──────── Material to process ────────
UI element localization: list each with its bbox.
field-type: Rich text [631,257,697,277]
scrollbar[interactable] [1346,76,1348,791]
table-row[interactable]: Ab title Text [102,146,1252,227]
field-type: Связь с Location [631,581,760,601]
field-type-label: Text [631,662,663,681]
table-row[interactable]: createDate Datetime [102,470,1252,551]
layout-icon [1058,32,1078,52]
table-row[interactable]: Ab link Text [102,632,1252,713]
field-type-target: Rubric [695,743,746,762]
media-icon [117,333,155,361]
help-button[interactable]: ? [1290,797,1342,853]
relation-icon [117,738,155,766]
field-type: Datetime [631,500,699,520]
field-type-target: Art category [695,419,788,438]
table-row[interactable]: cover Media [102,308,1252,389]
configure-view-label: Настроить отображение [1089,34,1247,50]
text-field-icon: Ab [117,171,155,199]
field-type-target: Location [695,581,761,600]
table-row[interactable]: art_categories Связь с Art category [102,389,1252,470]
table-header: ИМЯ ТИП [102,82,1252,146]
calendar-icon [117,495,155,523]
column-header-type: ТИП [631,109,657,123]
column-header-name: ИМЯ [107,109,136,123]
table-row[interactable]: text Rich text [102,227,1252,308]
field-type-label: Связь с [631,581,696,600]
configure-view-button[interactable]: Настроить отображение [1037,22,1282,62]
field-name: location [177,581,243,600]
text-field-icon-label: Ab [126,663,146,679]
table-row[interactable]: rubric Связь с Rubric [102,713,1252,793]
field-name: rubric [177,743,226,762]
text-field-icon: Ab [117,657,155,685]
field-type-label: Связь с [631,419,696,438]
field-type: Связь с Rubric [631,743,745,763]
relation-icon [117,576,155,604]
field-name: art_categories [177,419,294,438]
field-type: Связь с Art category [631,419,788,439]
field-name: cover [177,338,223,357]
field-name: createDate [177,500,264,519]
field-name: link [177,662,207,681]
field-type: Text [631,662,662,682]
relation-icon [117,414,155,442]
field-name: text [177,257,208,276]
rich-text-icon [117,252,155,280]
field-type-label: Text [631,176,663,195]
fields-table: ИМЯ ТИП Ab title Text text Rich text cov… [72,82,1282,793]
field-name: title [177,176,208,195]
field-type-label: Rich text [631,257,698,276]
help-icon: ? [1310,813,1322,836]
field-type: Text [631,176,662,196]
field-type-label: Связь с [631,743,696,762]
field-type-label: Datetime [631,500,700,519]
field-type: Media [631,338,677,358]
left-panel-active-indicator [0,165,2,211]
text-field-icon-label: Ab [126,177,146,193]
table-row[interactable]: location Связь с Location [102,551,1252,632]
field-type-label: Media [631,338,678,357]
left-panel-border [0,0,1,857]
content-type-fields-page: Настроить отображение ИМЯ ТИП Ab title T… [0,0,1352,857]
────────
Copy out the items word for word, from the very beginning through the line that contains "table-row[interactable]: cover Media", including that line.

■ Response to the exercise ■
UI element localization: list each with its bbox.
field-type: Rich text [631,257,697,277]
scrollbar[interactable] [1346,76,1348,791]
table-row[interactable]: Ab title Text [102,146,1252,227]
field-type: Связь с Location [631,581,760,601]
field-type-label: Text [631,662,663,681]
table-row[interactable]: createDate Datetime [102,470,1252,551]
layout-icon [1058,32,1078,52]
table-row[interactable]: Ab link Text [102,632,1252,713]
field-type-target: Rubric [695,743,746,762]
media-icon [117,333,155,361]
help-button[interactable]: ? [1290,797,1342,853]
relation-icon [117,738,155,766]
field-type: Datetime [631,500,699,520]
field-type-target: Art category [695,419,788,438]
table-row[interactable]: cover Media [102,308,1252,389]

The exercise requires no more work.